YOUR OBJECTIVE: Please go through the material and change every "horseback riding" to "swimming", keeping everything else the same.
-*-*-
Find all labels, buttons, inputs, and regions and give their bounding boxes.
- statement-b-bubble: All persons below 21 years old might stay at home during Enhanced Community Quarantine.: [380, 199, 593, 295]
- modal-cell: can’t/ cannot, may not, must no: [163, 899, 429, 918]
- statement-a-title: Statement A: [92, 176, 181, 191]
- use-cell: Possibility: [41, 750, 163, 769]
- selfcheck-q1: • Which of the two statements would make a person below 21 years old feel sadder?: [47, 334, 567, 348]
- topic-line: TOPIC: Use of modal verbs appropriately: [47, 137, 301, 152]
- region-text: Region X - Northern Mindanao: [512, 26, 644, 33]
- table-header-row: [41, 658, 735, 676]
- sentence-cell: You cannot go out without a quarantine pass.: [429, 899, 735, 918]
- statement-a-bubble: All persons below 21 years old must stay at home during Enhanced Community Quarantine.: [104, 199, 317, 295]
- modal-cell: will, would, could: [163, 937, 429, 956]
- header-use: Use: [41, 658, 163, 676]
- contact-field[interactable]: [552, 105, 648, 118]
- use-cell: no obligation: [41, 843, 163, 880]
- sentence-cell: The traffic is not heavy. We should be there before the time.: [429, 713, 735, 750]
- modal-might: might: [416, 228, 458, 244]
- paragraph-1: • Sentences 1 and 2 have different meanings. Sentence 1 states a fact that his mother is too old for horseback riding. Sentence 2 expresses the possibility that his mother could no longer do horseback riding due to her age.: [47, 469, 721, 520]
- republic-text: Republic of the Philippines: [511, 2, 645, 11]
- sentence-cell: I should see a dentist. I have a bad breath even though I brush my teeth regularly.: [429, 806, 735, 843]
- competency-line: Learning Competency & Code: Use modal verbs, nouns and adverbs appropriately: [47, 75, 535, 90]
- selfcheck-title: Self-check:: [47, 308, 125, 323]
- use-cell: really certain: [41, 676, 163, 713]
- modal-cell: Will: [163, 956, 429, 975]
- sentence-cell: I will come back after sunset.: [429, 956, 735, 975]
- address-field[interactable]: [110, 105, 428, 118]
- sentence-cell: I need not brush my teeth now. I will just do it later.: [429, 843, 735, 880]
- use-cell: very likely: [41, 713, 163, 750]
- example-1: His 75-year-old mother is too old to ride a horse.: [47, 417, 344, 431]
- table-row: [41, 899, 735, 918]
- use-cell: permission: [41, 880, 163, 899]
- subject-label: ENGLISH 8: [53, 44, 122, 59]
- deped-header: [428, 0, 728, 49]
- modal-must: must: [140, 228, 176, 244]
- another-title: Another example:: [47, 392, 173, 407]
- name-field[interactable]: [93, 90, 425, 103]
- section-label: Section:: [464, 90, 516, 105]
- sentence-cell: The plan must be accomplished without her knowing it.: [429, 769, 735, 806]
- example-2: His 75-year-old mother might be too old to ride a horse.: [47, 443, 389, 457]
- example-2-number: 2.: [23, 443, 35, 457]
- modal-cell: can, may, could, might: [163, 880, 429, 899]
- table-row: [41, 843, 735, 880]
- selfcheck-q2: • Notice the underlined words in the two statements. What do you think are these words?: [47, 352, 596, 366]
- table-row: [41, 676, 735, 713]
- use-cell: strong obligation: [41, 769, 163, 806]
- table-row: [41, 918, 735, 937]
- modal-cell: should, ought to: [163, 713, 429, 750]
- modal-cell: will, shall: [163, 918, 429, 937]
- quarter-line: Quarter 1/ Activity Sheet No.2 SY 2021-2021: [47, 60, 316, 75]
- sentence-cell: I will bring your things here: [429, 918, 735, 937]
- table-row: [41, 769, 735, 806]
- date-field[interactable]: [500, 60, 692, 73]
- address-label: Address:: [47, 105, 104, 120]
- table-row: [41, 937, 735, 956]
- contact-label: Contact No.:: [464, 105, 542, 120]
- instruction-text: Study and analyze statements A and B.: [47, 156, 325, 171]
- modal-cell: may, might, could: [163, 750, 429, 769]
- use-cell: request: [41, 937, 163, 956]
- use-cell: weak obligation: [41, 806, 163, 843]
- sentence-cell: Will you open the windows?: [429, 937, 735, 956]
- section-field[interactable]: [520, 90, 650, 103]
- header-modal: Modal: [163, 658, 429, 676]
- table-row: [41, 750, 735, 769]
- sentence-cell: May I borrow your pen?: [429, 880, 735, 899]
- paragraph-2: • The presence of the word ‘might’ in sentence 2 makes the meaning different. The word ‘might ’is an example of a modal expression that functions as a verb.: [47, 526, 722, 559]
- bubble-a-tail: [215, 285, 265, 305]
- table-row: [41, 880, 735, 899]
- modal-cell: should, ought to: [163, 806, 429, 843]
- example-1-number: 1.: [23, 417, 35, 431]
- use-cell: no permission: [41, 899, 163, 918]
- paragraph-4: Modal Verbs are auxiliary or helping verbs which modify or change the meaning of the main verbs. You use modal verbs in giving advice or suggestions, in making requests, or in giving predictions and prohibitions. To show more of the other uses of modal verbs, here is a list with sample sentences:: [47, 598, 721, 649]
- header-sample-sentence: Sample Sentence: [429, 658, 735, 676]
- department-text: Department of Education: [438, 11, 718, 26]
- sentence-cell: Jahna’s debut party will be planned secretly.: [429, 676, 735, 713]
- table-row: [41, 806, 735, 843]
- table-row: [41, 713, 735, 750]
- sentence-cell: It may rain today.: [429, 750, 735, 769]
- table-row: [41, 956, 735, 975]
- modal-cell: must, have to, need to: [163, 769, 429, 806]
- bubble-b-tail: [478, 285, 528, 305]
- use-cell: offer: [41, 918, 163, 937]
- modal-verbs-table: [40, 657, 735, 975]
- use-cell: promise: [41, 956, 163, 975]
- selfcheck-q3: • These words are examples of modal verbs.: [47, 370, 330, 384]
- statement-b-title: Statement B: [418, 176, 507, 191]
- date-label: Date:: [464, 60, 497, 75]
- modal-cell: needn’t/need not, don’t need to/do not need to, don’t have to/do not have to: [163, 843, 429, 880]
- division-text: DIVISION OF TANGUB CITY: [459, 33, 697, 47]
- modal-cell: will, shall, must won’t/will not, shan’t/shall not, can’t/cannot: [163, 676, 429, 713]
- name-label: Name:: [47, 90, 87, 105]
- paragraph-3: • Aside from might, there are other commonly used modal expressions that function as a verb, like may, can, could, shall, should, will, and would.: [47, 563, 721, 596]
-*-*-
FULL ANSWER:
Find all labels, buttons, inputs, and regions and give their bounding boxes.
- statement-b-bubble: All persons below 21 years old might stay at home during Enhanced Community Quarantine.: [380, 199, 593, 295]
- modal-cell: can’t/ cannot, may not, must no: [163, 899, 429, 918]
- statement-a-title: Statement A: [92, 176, 181, 191]
- use-cell: Possibility: [41, 750, 163, 769]
- selfcheck-q1: • Which of the two statements would make a person below 21 years old feel sadder?: [47, 334, 567, 348]
- topic-line: TOPIC: Use of modal verbs appropriately: [47, 137, 301, 152]
- region-text: Region X - Northern Mindanao: [512, 26, 644, 33]
- table-header-row: [41, 658, 735, 676]
- sentence-cell: You cannot go out without a quarantine pass.: [429, 899, 735, 918]
- statement-a-bubble: All persons below 21 years old must stay at home during Enhanced Community Quarantine.: [104, 199, 317, 295]
- modal-cell: will, would, could: [163, 937, 429, 956]
- header-use: Use: [41, 658, 163, 676]
- contact-field[interactable]: [552, 105, 648, 118]
- use-cell: no obligation: [41, 843, 163, 880]
- sentence-cell: The traffic is not heavy. We should be there before the time.: [429, 713, 735, 750]
- modal-might: might: [416, 228, 458, 244]
- paragraph-1: • Sentences 1 and 2 have different meanings. Sentence 1 states a fact that his mother is too old for swimming. Sentence 2 expresses the possibility that his mother could no longer do swimming due to her age.: [47, 469, 721, 520]
- republic-text: Republic of the Philippines: [511, 2, 645, 11]
- sentence-cell: I should see a dentist. I have a bad breath even though I brush my teeth regularly.: [429, 806, 735, 843]
- competency-line: Learning Competency & Code: Use modal verbs, nouns and adverbs appropriately: [47, 75, 535, 90]
- selfcheck-title: Self-check:: [47, 308, 125, 323]
- use-cell: really certain: [41, 676, 163, 713]
- modal-cell: Will: [163, 956, 429, 975]
- sentence-cell: I will come back after sunset.: [429, 956, 735, 975]
- address-field[interactable]: [110, 105, 428, 118]
- sentence-cell: I need not brush my teeth now. I will just do it later.: [429, 843, 735, 880]
- use-cell: very likely: [41, 713, 163, 750]
- example-1: His 75-year-old mother is too old to ride a horse.: [47, 417, 344, 431]
- table-row: [41, 899, 735, 918]
- use-cell: permission: [41, 880, 163, 899]
- subject-label: ENGLISH 8: [53, 44, 122, 59]
- deped-header: [428, 0, 728, 49]
- modal-must: must: [140, 228, 176, 244]
- another-title: Another example:: [47, 392, 173, 407]
- name-field[interactable]: [93, 90, 425, 103]
- section-label: Section:: [464, 90, 516, 105]
- sentence-cell: The plan must be accomplished without her knowing it.: [429, 769, 735, 806]
- example-2: His 75-year-old mother might be too old to ride a horse.: [47, 443, 389, 457]
- example-2-number: 2.: [23, 443, 35, 457]
- modal-cell: can, may, could, might: [163, 880, 429, 899]
- table-row: [41, 843, 735, 880]
- selfcheck-q2: • Notice the underlined words in the two statements. What do you think are these words?: [47, 352, 596, 366]
- table-row: [41, 676, 735, 713]
- use-cell: strong obligation: [41, 769, 163, 806]
- table-row: [41, 918, 735, 937]
- modal-cell: should, ought to: [163, 713, 429, 750]
- modal-cell: will, shall: [163, 918, 429, 937]
- quarter-line: Quarter 1/ Activity Sheet No.2 SY 2021-2021: [47, 60, 316, 75]
- sentence-cell: I will bring your things here: [429, 918, 735, 937]
- table-row: [41, 769, 735, 806]
- date-field[interactable]: [500, 60, 692, 73]
- address-label: Address:: [47, 105, 104, 120]
- table-row: [41, 937, 735, 956]
- contact-label: Contact No.:: [464, 105, 542, 120]
- instruction-text: Study and analyze statements A and B.: [47, 156, 325, 171]
- modal-cell: may, might, could: [163, 750, 429, 769]
- use-cell: request: [41, 937, 163, 956]
- use-cell: weak obligation: [41, 806, 163, 843]
- sentence-cell: Will you open the windows?: [429, 937, 735, 956]
- section-field[interactable]: [520, 90, 650, 103]
- header-modal: Modal: [163, 658, 429, 676]
- table-row: [41, 750, 735, 769]
- sentence-cell: May I borrow your pen?: [429, 880, 735, 899]
- paragraph-2: • The presence of the word ‘might’ in sentence 2 makes the meaning different. The word ‘might ’is an example of a modal expression that functions as a verb.: [47, 526, 722, 559]
- bubble-a-tail: [215, 285, 265, 305]
- table-row: [41, 880, 735, 899]
- modal-cell: should, ought to: [163, 806, 429, 843]
- example-1-number: 1.: [23, 417, 35, 431]
- use-cell: no permission: [41, 899, 163, 918]
- paragraph-4: Modal Verbs are auxiliary or helping verbs which modify or change the meaning of the main verbs. You use modal verbs in giving advice or suggestions, in making requests, or in giving predictions and prohibitions. To show more of the other uses of modal verbs, here is a list with sample sentences:: [47, 598, 721, 649]
- header-sample-sentence: Sample Sentence: [429, 658, 735, 676]
- department-text: Department of Education: [438, 11, 718, 26]
- sentence-cell: Jahna’s debut party will be planned secretly.: [429, 676, 735, 713]
- table-row: [41, 806, 735, 843]
- table-row: [41, 713, 735, 750]
- sentence-cell: It may rain today.: [429, 750, 735, 769]
- table-row: [41, 956, 735, 975]
- modal-cell: must, have to, need to: [163, 769, 429, 806]
- bubble-b-tail: [478, 285, 528, 305]
- use-cell: offer: [41, 918, 163, 937]
- modal-verbs-table: [40, 657, 735, 975]
- use-cell: promise: [41, 956, 163, 975]
- selfcheck-q3: • These words are examples of modal verbs.: [47, 370, 330, 384]
- statement-b-title: Statement B: [418, 176, 507, 191]
- date-label: Date:: [464, 60, 497, 75]
- modal-cell: needn’t/need not, don’t need to/do not need to, don’t have to/do not have to: [163, 843, 429, 880]
- division-text: DIVISION OF TANGUB CITY: [459, 33, 697, 47]
- modal-cell: will, shall, must won’t/will not, shan’t/shall not, can’t/cannot: [163, 676, 429, 713]
- name-label: Name:: [47, 90, 87, 105]
- paragraph-3: • Aside from might, there are other commonly used modal expressions that function as a verb, like may, can, could, shall, should, will, and would.: [47, 563, 721, 596]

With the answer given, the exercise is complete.